Can you put every line of the material below into a Markdown table, with the columns Row and Line and blank lines left out?

────────────────────────────────────────

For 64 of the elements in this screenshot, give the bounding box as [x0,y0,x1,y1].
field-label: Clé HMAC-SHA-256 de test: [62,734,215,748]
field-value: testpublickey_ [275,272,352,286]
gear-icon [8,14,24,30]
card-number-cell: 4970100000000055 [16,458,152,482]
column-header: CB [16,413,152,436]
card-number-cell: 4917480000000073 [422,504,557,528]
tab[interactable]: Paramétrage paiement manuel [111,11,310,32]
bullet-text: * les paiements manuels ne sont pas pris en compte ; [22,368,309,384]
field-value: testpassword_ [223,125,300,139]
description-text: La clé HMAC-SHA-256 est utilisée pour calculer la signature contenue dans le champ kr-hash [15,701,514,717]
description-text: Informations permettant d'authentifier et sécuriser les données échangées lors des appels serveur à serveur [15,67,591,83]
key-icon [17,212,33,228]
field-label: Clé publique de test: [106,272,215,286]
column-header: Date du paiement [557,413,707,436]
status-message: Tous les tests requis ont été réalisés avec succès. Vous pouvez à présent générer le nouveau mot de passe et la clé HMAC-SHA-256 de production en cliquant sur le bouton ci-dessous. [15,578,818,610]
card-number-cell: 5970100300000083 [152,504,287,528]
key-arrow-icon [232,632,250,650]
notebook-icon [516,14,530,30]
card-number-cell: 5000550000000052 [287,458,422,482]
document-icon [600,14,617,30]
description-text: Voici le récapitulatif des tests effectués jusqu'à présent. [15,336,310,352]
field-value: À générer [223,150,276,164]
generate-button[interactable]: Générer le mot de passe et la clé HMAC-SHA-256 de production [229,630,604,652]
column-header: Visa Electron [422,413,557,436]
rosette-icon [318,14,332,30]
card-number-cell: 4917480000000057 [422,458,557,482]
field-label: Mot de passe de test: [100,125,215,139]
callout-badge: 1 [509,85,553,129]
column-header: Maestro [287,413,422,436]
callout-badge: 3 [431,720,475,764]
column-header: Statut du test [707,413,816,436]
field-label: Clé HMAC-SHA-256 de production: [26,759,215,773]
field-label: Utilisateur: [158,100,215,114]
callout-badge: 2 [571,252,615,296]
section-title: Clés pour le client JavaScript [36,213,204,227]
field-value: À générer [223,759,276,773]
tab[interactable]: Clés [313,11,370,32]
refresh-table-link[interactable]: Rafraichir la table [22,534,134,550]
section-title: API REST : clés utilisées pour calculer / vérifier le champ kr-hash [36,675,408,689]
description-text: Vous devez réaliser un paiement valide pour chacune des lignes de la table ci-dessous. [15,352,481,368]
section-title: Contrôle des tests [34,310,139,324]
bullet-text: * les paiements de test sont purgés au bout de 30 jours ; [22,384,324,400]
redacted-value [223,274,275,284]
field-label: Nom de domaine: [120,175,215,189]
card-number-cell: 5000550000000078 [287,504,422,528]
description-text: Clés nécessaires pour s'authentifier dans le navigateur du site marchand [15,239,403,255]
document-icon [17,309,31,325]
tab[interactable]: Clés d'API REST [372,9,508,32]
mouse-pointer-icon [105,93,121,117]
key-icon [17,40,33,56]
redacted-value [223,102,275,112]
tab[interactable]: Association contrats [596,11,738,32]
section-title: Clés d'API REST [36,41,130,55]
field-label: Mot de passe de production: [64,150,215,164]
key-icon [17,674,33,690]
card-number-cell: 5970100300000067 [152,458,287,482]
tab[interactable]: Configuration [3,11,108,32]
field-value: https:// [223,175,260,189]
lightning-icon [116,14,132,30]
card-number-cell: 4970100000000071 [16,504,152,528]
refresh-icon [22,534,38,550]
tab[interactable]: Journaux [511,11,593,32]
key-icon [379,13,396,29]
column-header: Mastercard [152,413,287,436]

────────────────────────────────────────

## [FULL ANSWER]
| Row | Line |
|---|---|
| 1 | For 64 of the elements in this screenshot, give the bounding box as [x0,y0,x1,y1]. |
| 2 | field-label: Clé HMAC-SHA-256 de test: [62,734,215,748] |
| 3 | field-value: testpublickey_ [275,272,352,286] |
| 4 | gear-icon [8,14,24,30] |
| 5 | card-number-cell: 4970100000000055 [16,458,152,482] |
| 6 | column-header: CB [16,413,152,436] |
| 7 | card-number-cell: 4917480000000073 [422,504,557,528] |
| 8 | tab[interactable]: Paramétrage paiement manuel [111,11,310,32] |
| 9 | bullet-text: * les paiements manuels ne sont pas pris en compte ; [22,368,309,384] |
| 10 | field-value: testpassword_ [223,125,300,139] |
| 11 | description-text: La clé HMAC-SHA-256 est utilisée pour calculer la signature contenue dans le champ kr-hash [15,701,514,717] |
| 12 | description-text: Informations permettant d'authentifier et sécuriser les données échangées lors des appels serveur à serveur [15,67,591,83] |
| 13 | key-icon [17,212,33,228] |
| 14 | field-label: Clé publique de test: [106,272,215,286] |
| 15 | column-header: Date du paiement [557,413,707,436] |
| 16 | status-message: Tous les tests requis ont été réalisés avec succès. Vous pouvez à présent générer le nouveau mot de passe et la clé HMAC-SHA-256 de production en cliquant sur le bouton ci-dessous. [15,578,818,610] |
| 17 | card-number-cell: 5970100300000083 [152,504,287,528] |
| 18 | key-arrow-icon [232,632,250,650] |
| 19 | notebook-icon [516,14,530,30] |
| 20 | card-number-cell: 5000550000000052 [287,458,422,482] |
| 21 | document-icon [600,14,617,30] |
| 22 | description-text: Voici le récapitulatif des tests effectués jusqu'à présent. [15,336,310,352] |
| 23 | field-value: À générer [223,150,276,164] |
| 24 | generate-button[interactable]: Générer le mot de passe et la clé HMAC-SHA-256 de production [229,630,604,652] |
| 25 | column-header: Visa Electron [422,413,557,436] |
| 26 | rosette-icon [318,14,332,30] |
| 27 | card-number-cell: 4917480000000057 [422,458,557,482] |
| 28 | field-label: Mot de passe de test: [100,125,215,139] |
| 29 | callout-badge: 1 [509,85,553,129] |
| 30 | column-header: Maestro [287,413,422,436] |
| 31 | callout-badge: 3 [431,720,475,764] |
| 32 | column-header: Statut du test [707,413,816,436] |
| 33 | field-label: Clé HMAC-SHA-256 de production: [26,759,215,773] |
| 34 | field-label: Utilisateur: [158,100,215,114] |
| 35 | callout-badge: 2 [571,252,615,296] |
| 36 | section-title: Clés pour le client JavaScript [36,213,204,227] |
| 37 | field-value: À générer [223,759,276,773] |
| 38 | tab[interactable]: Clés [313,11,370,32] |
| 39 | refresh-table-link[interactable]: Rafraichir la table [22,534,134,550] |
| 40 | section-title: API REST : clés utilisées pour calculer / vérifier le champ kr-hash [36,675,408,689] |
| 41 | description-text: Vous devez réaliser un paiement valide pour chacune des lignes de la table ci-dessous. [15,352,481,368] |
| 42 | section-title: Contrôle des tests [34,310,139,324] |
| 43 | bullet-text: * les paiements de test sont purgés au bout de 30 jours ; [22,384,324,400] |
| 44 | redacted-value [223,274,275,284] |
| 45 | field-label: Nom de domaine: [120,175,215,189] |
| 46 | card-number-cell: 5000550000000078 [287,504,422,528] |
| 47 | description-text: Clés nécessaires pour s'authentifier dans le navigateur du site marchand [15,239,403,255] |
| 48 | document-icon [17,309,31,325] |
| 49 | tab[interactable]: Clés d'API REST [372,9,508,32] |
| 50 | mouse-pointer-icon [105,93,121,117] |
| 51 | key-icon [17,40,33,56] |
| 52 | redacted-value [223,102,275,112] |
| 53 | tab[interactable]: Association contrats [596,11,738,32] |
| 54 | section-title: Clés d'API REST [36,41,130,55] |
| 55 | field-label: Mot de passe de production: [64,150,215,164] |
| 56 | key-icon [17,674,33,690] |
| 57 | card-number-cell: 5970100300000067 [152,458,287,482] |
| 58 | tab[interactable]: Configuration [3,11,108,32] |
| 59 | field-value: https:// [223,175,260,189] |
| 60 | lightning-icon [116,14,132,30] |
| 61 | card-number-cell: 4970100000000071 [16,504,152,528] |
| 62 | refresh-icon [22,534,38,550] |
| 63 | tab[interactable]: Journaux [511,11,593,32] |
| 64 | key-icon [379,13,396,29] |
| 65 | column-header: Mastercard [152,413,287,436] |